(Dataset excerpts)

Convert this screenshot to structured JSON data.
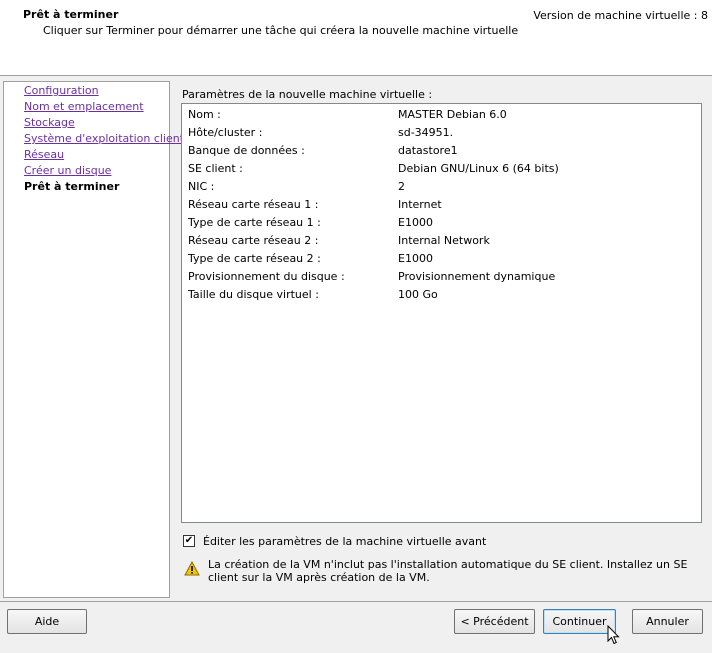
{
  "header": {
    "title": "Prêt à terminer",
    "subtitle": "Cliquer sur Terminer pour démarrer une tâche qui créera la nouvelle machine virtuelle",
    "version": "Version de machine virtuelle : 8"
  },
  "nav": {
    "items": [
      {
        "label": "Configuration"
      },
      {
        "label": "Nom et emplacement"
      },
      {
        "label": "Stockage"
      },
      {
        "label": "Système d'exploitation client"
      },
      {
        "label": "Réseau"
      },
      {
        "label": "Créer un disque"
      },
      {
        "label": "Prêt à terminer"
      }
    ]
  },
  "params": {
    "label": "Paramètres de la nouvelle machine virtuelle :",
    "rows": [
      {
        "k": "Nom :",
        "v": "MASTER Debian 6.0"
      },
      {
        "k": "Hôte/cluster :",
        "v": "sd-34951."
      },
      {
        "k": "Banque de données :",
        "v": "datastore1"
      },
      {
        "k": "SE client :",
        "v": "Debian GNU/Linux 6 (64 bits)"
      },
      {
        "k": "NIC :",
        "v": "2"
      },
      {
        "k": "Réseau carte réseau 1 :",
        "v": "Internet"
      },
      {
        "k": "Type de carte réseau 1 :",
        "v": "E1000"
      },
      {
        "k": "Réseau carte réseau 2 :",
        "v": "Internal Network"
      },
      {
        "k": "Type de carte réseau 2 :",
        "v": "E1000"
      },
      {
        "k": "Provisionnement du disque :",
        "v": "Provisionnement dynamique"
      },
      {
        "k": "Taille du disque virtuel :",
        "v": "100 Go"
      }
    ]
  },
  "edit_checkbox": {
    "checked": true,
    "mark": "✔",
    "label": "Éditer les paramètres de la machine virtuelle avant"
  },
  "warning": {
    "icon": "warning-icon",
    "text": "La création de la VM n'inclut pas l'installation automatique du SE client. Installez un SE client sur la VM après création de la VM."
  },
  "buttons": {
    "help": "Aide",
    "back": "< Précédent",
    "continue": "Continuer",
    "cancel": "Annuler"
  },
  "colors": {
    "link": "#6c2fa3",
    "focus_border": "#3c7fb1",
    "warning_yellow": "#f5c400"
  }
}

▸ Exercise description: Work out the number of lines in this listing that include the word "carte". Reply with that number only.

▸ Exercise response: 4